▶ _MATERIAL PROVIDED_:
▬▬▬▬▬▬

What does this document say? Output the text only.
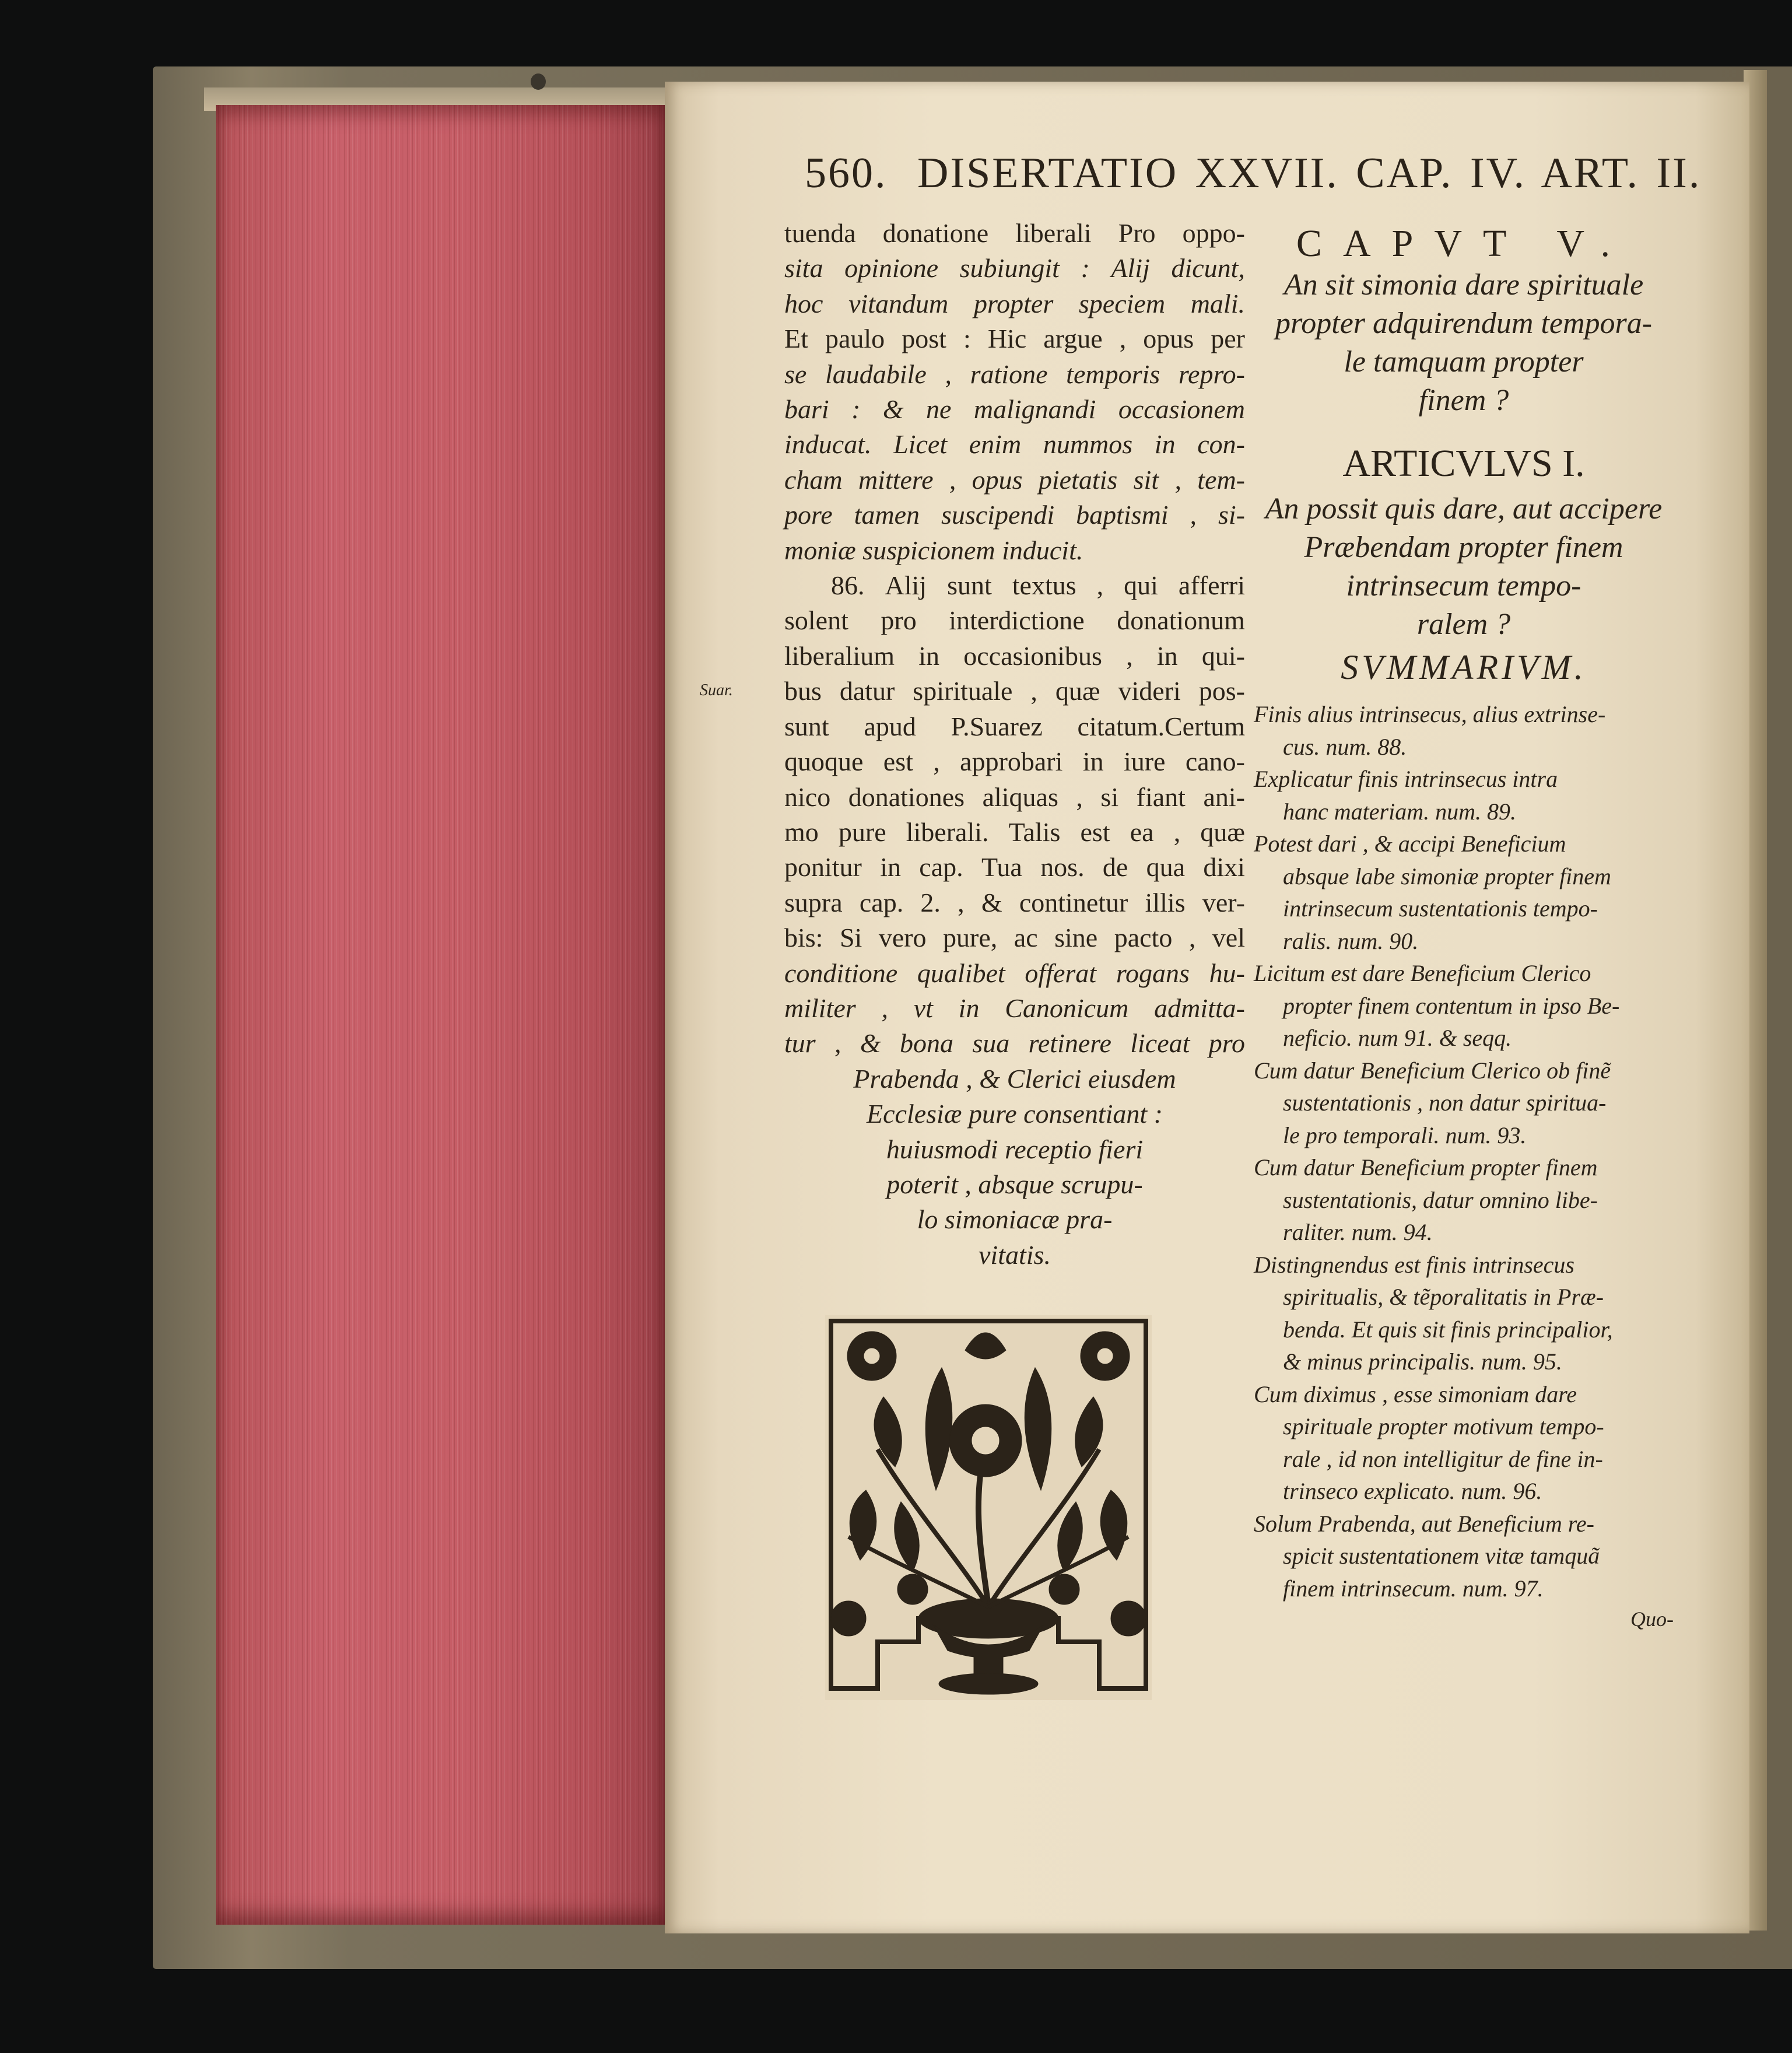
560. DISERTATIO XXVII. CAP. IV. ART. II.
Suar.
tuenda donatione liberali Pro oppo-
sita opinione subiungit : Alij dicunt,
hoc vitandum propter speciem mali.
Et paulo post : Hic argue , opus per
se laudabile , ratione temporis repro-
bari : & ne malignandi occasionem
inducat. Licet enim nummos in con-
cham mittere , opus pietatis sit , tem-
pore tamen suscipendi baptismi , si-
moniæ suspicionem inducit.
86. Alij sunt textus , qui afferri
solent pro interdictione donationum
liberalium in occasionibus , in qui-
bus datur spirituale , quæ videri pos-
sunt apud P.Suarez citatum.Certum
quoque est , approbari in iure cano-
nico donationes aliquas , si fiant ani-
mo pure liberali. Talis est ea , quæ
ponitur in cap. Tua nos. de qua dixi
supra cap. 2. , & continetur illis ver-
bis: Si vero pure, ac sine pacto , vel
conditione qualibet offerat rogans hu-
militer , vt in Canonicum admitta-
tur , & bona sua retinere liceat pro
Prabenda , & Clerici eiusdem
Ecclesiæ pure consentiant :
huiusmodi receptio fieri
poterit , absque scrupu-
lo simoniacæ pra-
vitatis.
CAPVT V.
An sit simonia dare spirituale
propter adquirendum tempora-
le tamquam propter
finem ?
ARTICVLVS I.
An possit quis dare, aut accipere
Præbendam propter finem
intrinsecum tempo-
ralem ?
SVMMARIVM.
Finis alius intrinsecus, alius extrinse-
cus. num. 88.
Explicatur finis intrinsecus intra
hanc materiam. num. 89.
Potest dari , & accipi Beneficium
absque labe simoniæ propter finem
intrinsecum sustentationis tempo-
ralis. num. 90.
Licitum est dare Beneficium Clerico
propter finem contentum in ipso Be-
neficio. num 91. & seqq.
Cum datur Beneficium Clerico ob finẽ
sustentationis , non datur spiritua-
le pro temporali. num. 93.
Cum datur Beneficium propter finem
sustentationis, datur omnino libe-
raliter. num. 94.
Distingnendus est finis intrinsecus
spiritualis, & tẽporalitatis in Præ-
benda. Et quis sit finis principalior,
& minus principalis. num. 95.
Cum diximus , esse simoniam dare
spirituale propter motivum tempo-
rale , id non intelligitur de fine in-
trinseco explicato. num. 96.
Solum Prabenda, aut Beneficium re-
spicit sustentationem vitæ tamquã
finem intrinsecum. num. 97.
Quo-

▬▬▬▬▬▬

▶ _TASK TO COMPLETE_:
Lines containing the string "propter" should be counted; reply with their number and nothing more.

▶ _TASK RESULT_:
8